→ Stated task
Extract and list every line that contains the word "opisu".

→ Material for the task
start
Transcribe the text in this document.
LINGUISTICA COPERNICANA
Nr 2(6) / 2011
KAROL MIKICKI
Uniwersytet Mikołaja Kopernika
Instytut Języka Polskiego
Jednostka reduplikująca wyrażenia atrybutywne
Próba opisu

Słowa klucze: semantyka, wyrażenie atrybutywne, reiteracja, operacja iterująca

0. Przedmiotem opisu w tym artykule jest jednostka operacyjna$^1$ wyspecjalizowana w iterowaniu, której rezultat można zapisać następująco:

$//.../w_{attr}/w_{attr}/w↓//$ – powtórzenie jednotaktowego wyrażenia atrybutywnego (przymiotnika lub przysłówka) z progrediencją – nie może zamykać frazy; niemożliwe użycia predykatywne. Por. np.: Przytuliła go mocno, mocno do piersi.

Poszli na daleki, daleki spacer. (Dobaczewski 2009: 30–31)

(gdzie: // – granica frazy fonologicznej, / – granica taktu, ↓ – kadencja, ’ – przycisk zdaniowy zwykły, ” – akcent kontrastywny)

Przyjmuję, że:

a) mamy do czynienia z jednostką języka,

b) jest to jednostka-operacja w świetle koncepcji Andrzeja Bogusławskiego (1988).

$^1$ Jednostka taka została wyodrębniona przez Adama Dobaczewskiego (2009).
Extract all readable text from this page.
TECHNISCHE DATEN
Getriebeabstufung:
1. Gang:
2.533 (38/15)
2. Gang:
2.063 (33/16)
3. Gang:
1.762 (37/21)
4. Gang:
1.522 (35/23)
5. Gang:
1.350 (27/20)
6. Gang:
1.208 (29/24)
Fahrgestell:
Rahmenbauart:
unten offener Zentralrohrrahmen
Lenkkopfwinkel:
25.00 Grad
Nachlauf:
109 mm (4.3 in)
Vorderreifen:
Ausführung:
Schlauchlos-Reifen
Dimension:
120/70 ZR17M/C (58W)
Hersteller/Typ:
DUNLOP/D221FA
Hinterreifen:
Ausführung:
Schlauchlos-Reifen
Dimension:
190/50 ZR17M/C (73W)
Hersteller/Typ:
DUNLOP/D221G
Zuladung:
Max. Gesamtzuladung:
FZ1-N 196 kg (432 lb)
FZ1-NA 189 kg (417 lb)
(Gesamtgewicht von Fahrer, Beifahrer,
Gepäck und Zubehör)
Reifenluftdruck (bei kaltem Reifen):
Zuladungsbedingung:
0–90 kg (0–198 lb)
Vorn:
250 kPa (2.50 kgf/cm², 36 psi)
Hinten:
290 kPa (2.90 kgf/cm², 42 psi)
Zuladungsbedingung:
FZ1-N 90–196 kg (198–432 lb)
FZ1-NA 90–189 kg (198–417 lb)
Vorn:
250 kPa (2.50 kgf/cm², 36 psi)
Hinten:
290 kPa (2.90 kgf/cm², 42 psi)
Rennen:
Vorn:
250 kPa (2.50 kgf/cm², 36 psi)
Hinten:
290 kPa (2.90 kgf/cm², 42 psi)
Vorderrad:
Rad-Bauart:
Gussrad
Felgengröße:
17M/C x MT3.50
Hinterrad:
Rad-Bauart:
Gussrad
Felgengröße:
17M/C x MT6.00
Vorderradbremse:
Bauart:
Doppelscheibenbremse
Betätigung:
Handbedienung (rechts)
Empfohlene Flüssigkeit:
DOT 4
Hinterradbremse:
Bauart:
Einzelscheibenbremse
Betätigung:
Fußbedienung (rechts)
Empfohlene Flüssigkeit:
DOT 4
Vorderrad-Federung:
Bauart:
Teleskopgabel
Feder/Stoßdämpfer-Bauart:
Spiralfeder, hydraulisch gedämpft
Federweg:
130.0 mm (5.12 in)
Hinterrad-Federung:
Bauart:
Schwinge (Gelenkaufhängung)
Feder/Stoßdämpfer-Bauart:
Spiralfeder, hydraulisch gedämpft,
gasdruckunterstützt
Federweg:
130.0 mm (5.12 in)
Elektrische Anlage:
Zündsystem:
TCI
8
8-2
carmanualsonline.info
end
→ Solution to this exercise
Próba opisu
0. Przedmiotem opisu w tym artykule jest jednostka operacyjna$^1$ wyspecjalizowana w iterowaniu, której rezultat można zapisać następująco:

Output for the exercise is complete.